[Stored data]
-- Begin --
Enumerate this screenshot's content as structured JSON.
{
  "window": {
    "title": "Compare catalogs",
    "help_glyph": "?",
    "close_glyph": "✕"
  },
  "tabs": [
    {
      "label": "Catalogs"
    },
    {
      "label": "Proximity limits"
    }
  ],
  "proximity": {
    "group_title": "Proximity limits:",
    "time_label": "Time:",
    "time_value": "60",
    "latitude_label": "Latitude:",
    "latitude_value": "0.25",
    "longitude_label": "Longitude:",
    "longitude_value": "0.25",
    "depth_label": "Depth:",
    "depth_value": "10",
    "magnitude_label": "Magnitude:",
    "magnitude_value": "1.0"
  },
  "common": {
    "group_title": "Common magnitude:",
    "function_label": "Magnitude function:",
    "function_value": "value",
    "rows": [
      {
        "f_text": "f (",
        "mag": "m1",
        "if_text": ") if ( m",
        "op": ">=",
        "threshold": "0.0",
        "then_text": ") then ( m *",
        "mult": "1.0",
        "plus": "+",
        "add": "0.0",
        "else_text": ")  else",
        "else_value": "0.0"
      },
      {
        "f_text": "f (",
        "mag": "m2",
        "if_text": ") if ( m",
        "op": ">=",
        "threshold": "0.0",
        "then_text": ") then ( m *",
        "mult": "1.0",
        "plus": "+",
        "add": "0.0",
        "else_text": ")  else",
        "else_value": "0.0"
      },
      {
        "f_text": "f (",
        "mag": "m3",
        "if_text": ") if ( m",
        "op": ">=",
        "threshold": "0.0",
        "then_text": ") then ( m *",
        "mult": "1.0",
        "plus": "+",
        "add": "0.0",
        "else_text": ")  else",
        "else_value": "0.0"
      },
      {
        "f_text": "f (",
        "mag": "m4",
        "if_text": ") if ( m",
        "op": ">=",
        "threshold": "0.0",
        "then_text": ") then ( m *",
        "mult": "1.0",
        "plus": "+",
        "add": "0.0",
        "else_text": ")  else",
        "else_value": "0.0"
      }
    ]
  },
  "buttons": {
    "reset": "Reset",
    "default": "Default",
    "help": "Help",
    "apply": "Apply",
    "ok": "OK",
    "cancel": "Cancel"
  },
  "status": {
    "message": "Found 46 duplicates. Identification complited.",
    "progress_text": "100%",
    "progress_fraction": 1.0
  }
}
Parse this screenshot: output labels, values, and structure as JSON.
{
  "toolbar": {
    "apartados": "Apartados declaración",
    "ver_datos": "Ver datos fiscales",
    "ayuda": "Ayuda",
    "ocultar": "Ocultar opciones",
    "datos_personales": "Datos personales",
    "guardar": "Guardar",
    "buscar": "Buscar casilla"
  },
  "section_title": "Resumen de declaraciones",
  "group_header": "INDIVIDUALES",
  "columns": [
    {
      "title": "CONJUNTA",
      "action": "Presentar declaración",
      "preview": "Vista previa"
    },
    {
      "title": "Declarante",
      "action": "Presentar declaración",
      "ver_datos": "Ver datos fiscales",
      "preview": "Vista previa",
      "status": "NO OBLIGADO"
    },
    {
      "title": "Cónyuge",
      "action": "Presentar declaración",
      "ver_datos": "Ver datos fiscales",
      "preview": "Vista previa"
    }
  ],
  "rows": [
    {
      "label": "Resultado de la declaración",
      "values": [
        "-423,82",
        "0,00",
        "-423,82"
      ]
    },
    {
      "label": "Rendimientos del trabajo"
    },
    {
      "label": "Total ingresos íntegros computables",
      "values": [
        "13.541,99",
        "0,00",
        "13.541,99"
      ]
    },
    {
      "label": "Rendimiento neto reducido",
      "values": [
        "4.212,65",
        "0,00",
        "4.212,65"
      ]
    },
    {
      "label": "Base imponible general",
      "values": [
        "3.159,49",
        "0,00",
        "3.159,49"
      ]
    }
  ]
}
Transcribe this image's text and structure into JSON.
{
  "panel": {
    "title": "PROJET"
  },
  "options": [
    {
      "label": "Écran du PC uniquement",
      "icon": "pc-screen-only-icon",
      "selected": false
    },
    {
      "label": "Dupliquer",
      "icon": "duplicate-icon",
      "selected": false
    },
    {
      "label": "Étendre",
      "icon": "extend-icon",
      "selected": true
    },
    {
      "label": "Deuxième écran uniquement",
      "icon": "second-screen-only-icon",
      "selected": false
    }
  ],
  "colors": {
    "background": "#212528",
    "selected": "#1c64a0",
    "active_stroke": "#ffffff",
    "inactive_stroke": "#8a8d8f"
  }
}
-- End --
→ **The exercise**
Look above for the line containing "Transcribe this image's", then transcribe it and all lines after it through the last, exactly and with nothing else.

→ **Answer**
Transcribe this image's text and structure into JSON.
{
  "panel": {
    "title": "PROJET"
  },
  "options": [
    {
      "label": "Écran du PC uniquement",
      "icon": "pc-screen-only-icon",
      "selected": false
    },
    {
      "label": "Dupliquer",
      "icon": "duplicate-icon",
      "selected": false
    },
    {
      "label": "Étendre",
      "icon": "extend-icon",
      "selected": true
    },
    {
      "label": "Deuxième écran uniquement",
      "icon": "second-screen-only-icon",
      "selected": false
    }
  ],
  "colors": {
    "background": "#212528",
    "selected": "#1c64a0",
    "active_stroke": "#ffffff",
    "inactive_stroke": "#8a8d8f"
  }
}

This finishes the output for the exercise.